— begin Material to process —

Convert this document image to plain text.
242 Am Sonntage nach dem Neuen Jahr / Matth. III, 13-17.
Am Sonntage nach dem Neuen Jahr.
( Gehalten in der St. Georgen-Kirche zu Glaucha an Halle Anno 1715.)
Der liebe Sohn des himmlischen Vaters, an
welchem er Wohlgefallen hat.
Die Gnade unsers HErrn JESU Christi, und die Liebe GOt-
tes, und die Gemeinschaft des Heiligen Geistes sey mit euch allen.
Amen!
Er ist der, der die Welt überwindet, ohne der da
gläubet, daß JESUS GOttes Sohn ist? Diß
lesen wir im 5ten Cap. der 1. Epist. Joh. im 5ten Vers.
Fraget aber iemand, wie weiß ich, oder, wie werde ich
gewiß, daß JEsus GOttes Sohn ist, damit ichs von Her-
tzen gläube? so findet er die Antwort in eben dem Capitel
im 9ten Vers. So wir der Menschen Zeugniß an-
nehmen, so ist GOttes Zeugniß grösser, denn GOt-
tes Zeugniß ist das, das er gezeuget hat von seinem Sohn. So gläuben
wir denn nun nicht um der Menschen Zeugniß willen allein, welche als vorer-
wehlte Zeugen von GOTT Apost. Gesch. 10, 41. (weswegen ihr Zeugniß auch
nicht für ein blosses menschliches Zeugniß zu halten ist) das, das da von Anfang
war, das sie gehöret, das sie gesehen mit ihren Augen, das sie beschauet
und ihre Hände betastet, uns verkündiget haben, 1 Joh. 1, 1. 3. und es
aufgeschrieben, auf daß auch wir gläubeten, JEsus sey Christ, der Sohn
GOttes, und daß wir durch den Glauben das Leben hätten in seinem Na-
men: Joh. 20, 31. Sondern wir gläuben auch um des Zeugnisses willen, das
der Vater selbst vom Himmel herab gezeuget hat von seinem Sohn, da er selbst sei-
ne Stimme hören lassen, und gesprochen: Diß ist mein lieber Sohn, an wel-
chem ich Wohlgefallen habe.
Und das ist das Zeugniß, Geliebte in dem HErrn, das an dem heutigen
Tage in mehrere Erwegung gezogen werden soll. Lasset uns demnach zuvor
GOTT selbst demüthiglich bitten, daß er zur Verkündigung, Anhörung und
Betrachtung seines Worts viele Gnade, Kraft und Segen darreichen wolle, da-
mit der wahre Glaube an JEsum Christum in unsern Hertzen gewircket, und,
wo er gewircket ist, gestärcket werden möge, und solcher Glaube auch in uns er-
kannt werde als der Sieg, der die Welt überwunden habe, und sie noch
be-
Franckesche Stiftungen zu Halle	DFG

— end Material to process —

** Your objective **
Exactly reproduce all of the entries.

** Exercise answer **
Convert this document image to plain text.
242 Am Sonntage nach dem Neuen Jahr / Matth. III, 13-17.
Am Sonntage nach dem Neuen Jahr.
( Gehalten in der St. Georgen-Kirche zu Glaucha an Halle Anno 1715.)
Der liebe Sohn des himmlischen Vaters, an
welchem er Wohlgefallen hat.
Die Gnade unsers HErrn JESU Christi, und die Liebe GOt-
tes, und die Gemeinschaft des Heiligen Geistes sey mit euch allen.
Amen!
Er ist der, der die Welt überwindet, ohne der da
gläubet, daß JESUS GOttes Sohn ist? Diß
lesen wir im 5ten Cap. der 1. Epist. Joh. im 5ten Vers.
Fraget aber iemand, wie weiß ich, oder, wie werde ich
gewiß, daß JEsus GOttes Sohn ist, damit ichs von Her-
tzen gläube? so findet er die Antwort in eben dem Capitel
im 9ten Vers. So wir der Menschen Zeugniß an-
nehmen, so ist GOttes Zeugniß grösser, denn GOt-
tes Zeugniß ist das, das er gezeuget hat von seinem Sohn. So gläuben
wir denn nun nicht um der Menschen Zeugniß willen allein, welche als vorer-
wehlte Zeugen von GOTT Apost. Gesch. 10, 41. (weswegen ihr Zeugniß auch
nicht für ein blosses menschliches Zeugniß zu halten ist) das, das da von Anfang
war, das sie gehöret, das sie gesehen mit ihren Augen, das sie beschauet
und ihre Hände betastet, uns verkündiget haben, 1 Joh. 1, 1. 3. und es
aufgeschrieben, auf daß auch wir gläubeten, JEsus sey Christ, der Sohn
GOttes, und daß wir durch den Glauben das Leben hätten in seinem Na-
men: Joh. 20, 31. Sondern wir gläuben auch um des Zeugnisses willen, das
der Vater selbst vom Himmel herab gezeuget hat von seinem Sohn, da er selbst sei-
ne Stimme hören lassen, und gesprochen: Diß ist mein lieber Sohn, an wel-
chem ich Wohlgefallen habe.
Und das ist das Zeugniß, Geliebte in dem HErrn, das an dem heutigen
Tage in mehrere Erwegung gezogen werden soll. Lasset uns demnach zuvor
GOTT selbst demüthiglich bitten, daß er zur Verkündigung, Anhörung und
Betrachtung seines Worts viele Gnade, Kraft und Segen darreichen wolle, da-
mit der wahre Glaube an JEsum Christum in unsern Hertzen gewircket, und,
wo er gewircket ist, gestärcket werden möge, und solcher Glaube auch in uns er-
kannt werde als der Sieg, der die Welt überwunden habe, und sie noch
be-
Franckesche Stiftungen zu Halle	DFG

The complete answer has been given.